AIM OF THE EXERCISE —
Go through the material and write it all out exactly, minus the pictures.

Stored items —

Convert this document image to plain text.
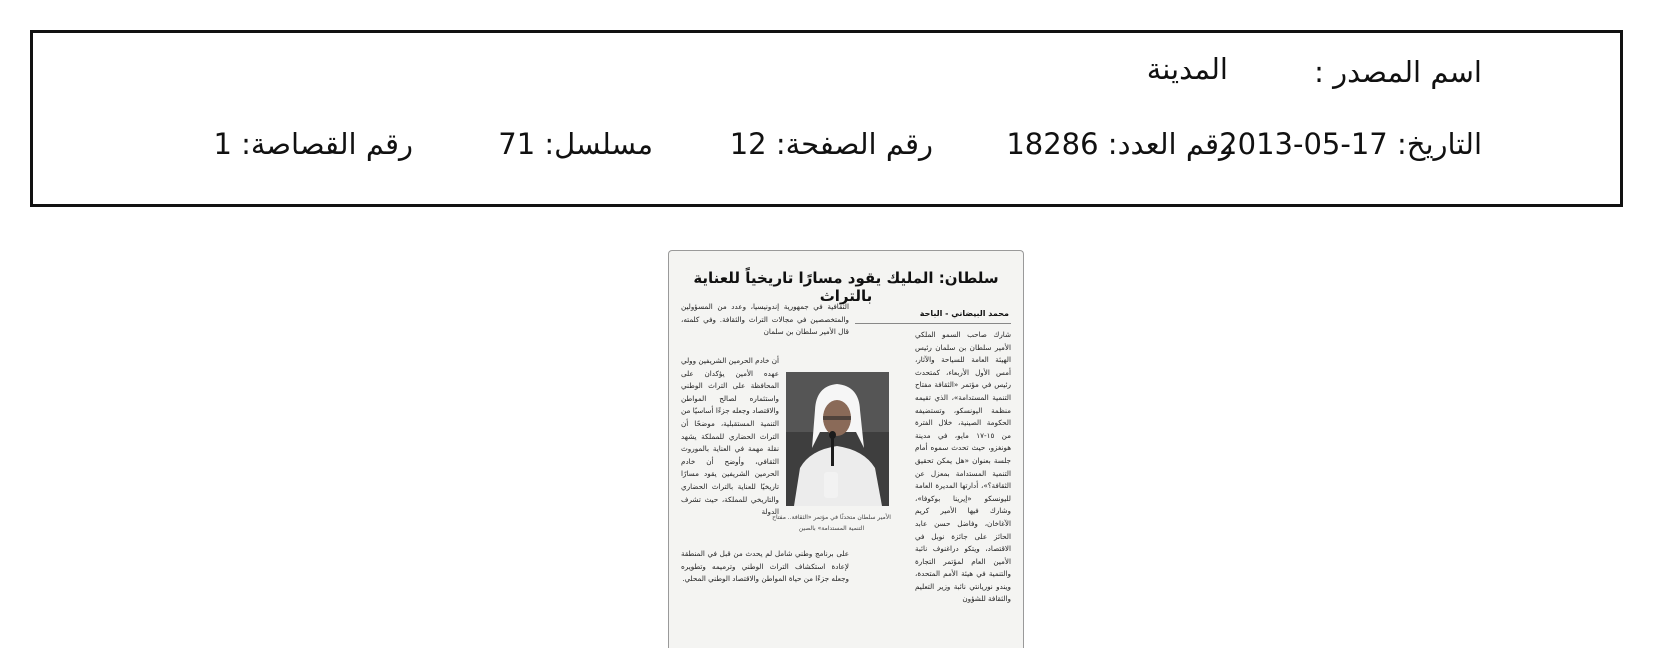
اسم المصدر :
المدينة
التاريخ: 17-05-2013
رقم العدد: 18286
رقم الصفحة: 12
مسلسل: 71
رقم القصاصة: 1
سلطان: المليك يقود مسارًا تاريخياً للعناية بالتراث
محمد البيضاني - الباحة
شارك صاحب السمو الملكي الأمير سلطان بن سلمان رئيس الهيئة العامة للسياحة والآثار، أمس الأول الأربعاء، كمتحدث رئيس في مؤتمر «الثقافة مفتاح التنمية المستدامة»، الذي تقيمه منظمة اليونسكو، وتستضيفه الحكومة الصينية، خلال الفترة من ١٥-١٧ مايو، في مدينة هونغزو، حيث تحدث سموه أمام جلسة بعنوان «هل يمكن تحقيق التنمية المستدامة بمعزل عن الثقافة؟»، أدارتها المديرة العامة لليونسكو «إيرينا بوكوفا»، وشارك فيها الأمير كريم الآغاخان، وفاضل حسن عابد الحائز على جائزة نوبل في الاقتصاد، ويتكو دراغنوف نائبة الأمين العام لمؤتمر التجارة والتنمية في هيئة الأمم المتحدة، ويندو نوريانتي نائبة وزير التعليم والثقافة للشؤون
الثقافية في جمهورية إندونيسيا، وعدد من المسؤولين والمتخصصين في مجالات التراث والثقافة. وفي كلمته، قال الأمير سلطان بن سلمان
أن خادم الحرمين الشريفين وولي عهده الأمين يؤكدان على المحافظة على التراث الوطني واستثماره لصالح المواطن والاقتصاد وجعله جزءًا أساسيًا من التنمية المستقبلية، موضحًا أن التراث الحضاري للمملكة يشهد نقلة مهمة في العناية بالموروث الثقافي، وأوضح أن خادم الحرمين الشريفين يقود مسارًا تاريخيًا للعناية بالتراث الحضاري والتاريخي للمملكة، حيث تشرف الدولة
الأمير سلطان متحدثًا في مؤتمر «الثقافة.. مفتاح التنمية المستدامة» بالصين
على برنامج وطني شامل لم يحدث من قبل في المنطقة لإعادة استكشاف التراث الوطني وترميمه وتطويره وجعله جزءًا من حياة المواطن والاقتصاد الوطني المحلي.
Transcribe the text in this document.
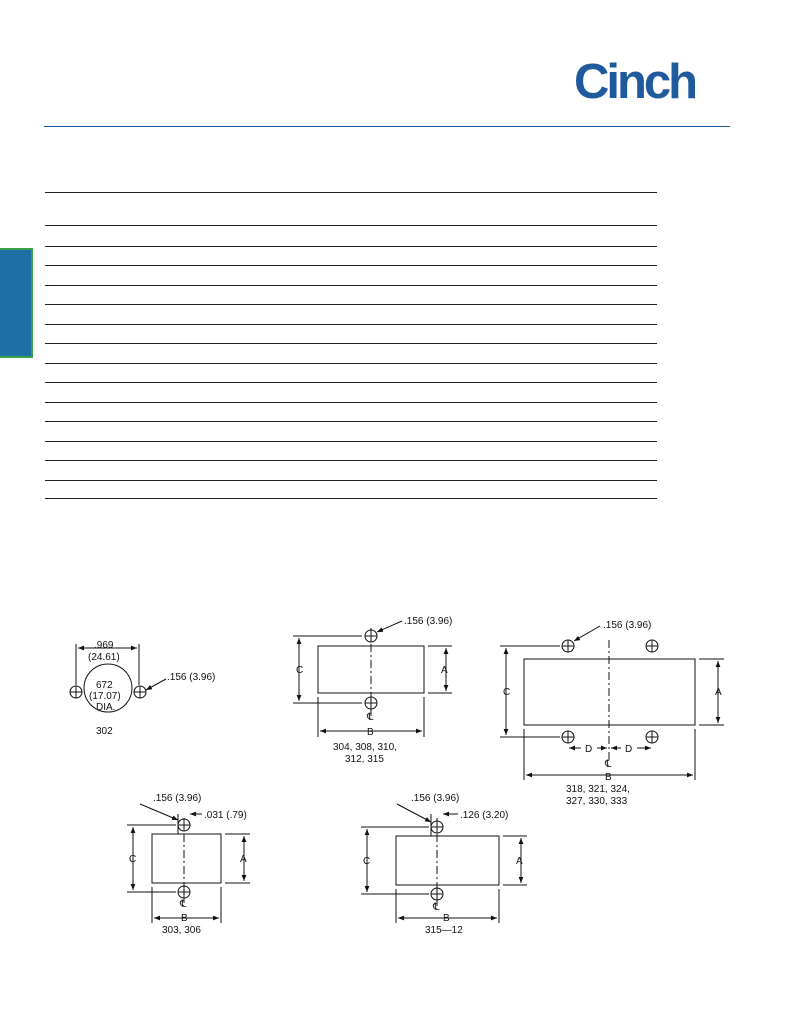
Cinch
.969
(24.61)
.156 (3.96)
672
(17.07)
DIA.
302
.156 (3.96)
C	A
℄
B
304, 308, 310,
312, 315
.156 (3.96)
C	A
D	D
℄
B
318, 321, 324,
327, 330, 333
.156 (3.96)
.031 (.79)
C	A
℄
B
303, 306
.156 (3.96)
.126 (3.20)
C	A
℄
B
315—12
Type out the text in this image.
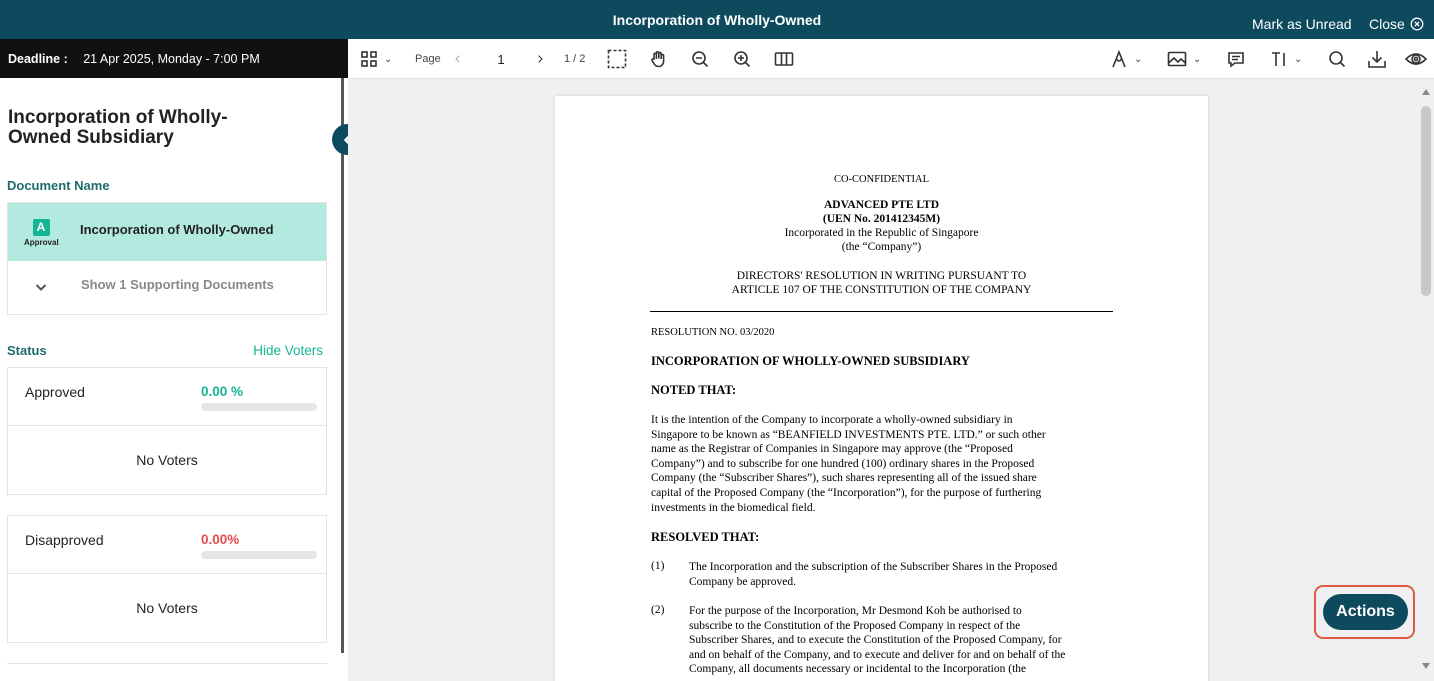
Incorporation of Wholly-Owned	Mark as Unread Close
Deadline : 21 Apr 2025, Monday - 7:00 PM	⌄ Page
1	1 / 2	⌄	⌄	⌄
Incorporation of Wholly-Owned Subsidiary
Document Name
A
Approval
Incorporation of Wholly-Owned
Show 1 Supporting Documents
Status	Hide Voters
Approved	0.00 %
No Voters
Disapproved	0.00%
No Voters
CO-CONFIDENTIAL
ADVANCED PTE LTD
(UEN No. 201412345M)
Incorporated in the Republic of Singapore
(the “Company”)
DIRECTORS' RESOLUTION IN WRITING PURSUANT TO
ARTICLE 107 OF THE CONSTITUTION OF THE COMPANY
RESOLUTION NO. 03/2020
INCORPORATION OF WHOLLY-OWNED SUBSIDIARY
NOTED THAT:
It is the intention of the Company to incorporate a wholly-owned subsidiary in
Singapore to be known as “BEANFIELD INVESTMENTS PTE. LTD.” or such other
name as the Registrar of Companies in Singapore may approve (the “Proposed
Company”) and to subscribe for one hundred (100) ordinary shares in the Proposed
Company (the “Subscriber Shares”), such shares representing all of the issued share
capital of the Proposed Company (the “Incorporation”), for the purpose of furthering
investments in the biomedical field.
RESOLVED THAT:
(1) The Incorporation and the subscription of the Subscriber Shares in the Proposed
Company be approved.
(2) For the purpose of the Incorporation, Mr Desmond Koh be authorised to
subscribe to the Constitution of the Proposed Company in respect of the
Subscriber Shares, and to execute the Constitution of the Proposed Company, for
and on behalf of the Company, and to execute and deliver for and on behalf of the
Company, all documents necessary or incidental to the Incorporation (the
Actions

RESPONSE TO THE EXERCISE —
Convert this document image to plain text.
اسم المصدر :
المدينة
التاريخ: 17-05-2013
رقم العدد: 18286
رقم الصفحة: 12
مسلسل: 71
رقم القصاصة: 1
سلطان: المليك يقود مسارًا تاريخياً للعناية بالتراث
محمد البيضاني - الباحة
شارك صاحب السمو الملكي الأمير سلطان بن سلمان رئيس الهيئة العامة للسياحة والآثار، أمس الأول الأربعاء، كمتحدث رئيس في مؤتمر «الثقافة مفتاح التنمية المستدامة»، الذي تقيمه منظمة اليونسكو، وتستضيفه الحكومة الصينية، خلال الفترة من ١٥-١٧ مايو، في مدينة هونغزو، حيث تحدث سموه أمام جلسة بعنوان «هل يمكن تحقيق التنمية المستدامة بمعزل عن الثقافة؟»، أدارتها المديرة العامة لليونسكو «إيرينا بوكوفا»، وشارك فيها الأمير كريم الآغاخان، وفاضل حسن عابد الحائز على جائزة نوبل في الاقتصاد، ويتكو دراغنوف نائبة الأمين العام لمؤتمر التجارة والتنمية في هيئة الأمم المتحدة، ويندو نوريانتي نائبة وزير التعليم والثقافة للشؤون
الثقافية في جمهورية إندونيسيا، وعدد من المسؤولين والمتخصصين في مجالات التراث والثقافة. وفي كلمته، قال الأمير سلطان بن سلمان
أن خادم الحرمين الشريفين وولي عهده الأمين يؤكدان على المحافظة على التراث الوطني واستثماره لصالح المواطن والاقتصاد وجعله جزءًا أساسيًا من التنمية المستقبلية، موضحًا أن التراث الحضاري للمملكة يشهد نقلة مهمة في العناية بالموروث الثقافي، وأوضح أن خادم الحرمين الشريفين يقود مسارًا تاريخيًا للعناية بالتراث الحضاري والتاريخي للمملكة، حيث تشرف الدولة
الأمير سلطان متحدثًا في مؤتمر «الثقافة.. مفتاح التنمية المستدامة» بالصين
على برنامج وطني شامل لم يحدث من قبل في المنطقة لإعادة استكشاف التراث الوطني وترميمه وتطويره وجعله جزءًا من حياة المواطن والاقتصاد الوطني المحلي.
Transcribe the text in this document.
Cinch
.969
(24.61)
.156 (3.96)
672
(17.07)
DIA.
302
.156 (3.96)
C	A
℄
B
304, 308, 310,
312, 315
.156 (3.96)
C	A
D	D
℄
B
318, 321, 324,
327, 330, 333
.156 (3.96)
.031 (.79)
C	A
℄
B
303, 306
.156 (3.96)
.126 (3.20)
C	A
℄
B
315—12
Type out the text in this image.
Incorporation of Wholly-Owned	Mark as Unread Close
Deadline : 21 Apr 2025, Monday - 7:00 PM	⌄ Page
1	1 / 2	⌄	⌄	⌄
Incorporation of Wholly-Owned Subsidiary
Document Name
A
Approval
Incorporation of Wholly-Owned
Show 1 Supporting Documents
Status	Hide Voters
Approved	0.00 %
No Voters
Disapproved	0.00%
No Voters
CO-CONFIDENTIAL
ADVANCED PTE LTD
(UEN No. 201412345M)
Incorporated in the Republic of Singapore
(the “Company”)
DIRECTORS' RESOLUTION IN WRITING PURSUANT TO
ARTICLE 107 OF THE CONSTITUTION OF THE COMPANY
RESOLUTION NO. 03/2020
INCORPORATION OF WHOLLY-OWNED SUBSIDIARY
NOTED THAT:
It is the intention of the Company to incorporate a wholly-owned subsidiary in
Singapore to be known as “BEANFIELD INVESTMENTS PTE. LTD.” or such other
name as the Registrar of Companies in Singapore may approve (the “Proposed
Company”) and to subscribe for one hundred (100) ordinary shares in the Proposed
Company (the “Subscriber Shares”), such shares representing all of the issued share
capital of the Proposed Company (the “Incorporation”), for the purpose of furthering
investments in the biomedical field.
RESOLVED THAT:
(1) The Incorporation and the subscription of the Subscriber Shares in the Proposed
Company be approved.
(2) For the purpose of the Incorporation, Mr Desmond Koh be authorised to
subscribe to the Constitution of the Proposed Company in respect of the
Subscriber Shares, and to execute the Constitution of the Proposed Company, for
and on behalf of the Company, and to execute and deliver for and on behalf of the
Company, all documents necessary or incidental to the Incorporation (the
Actions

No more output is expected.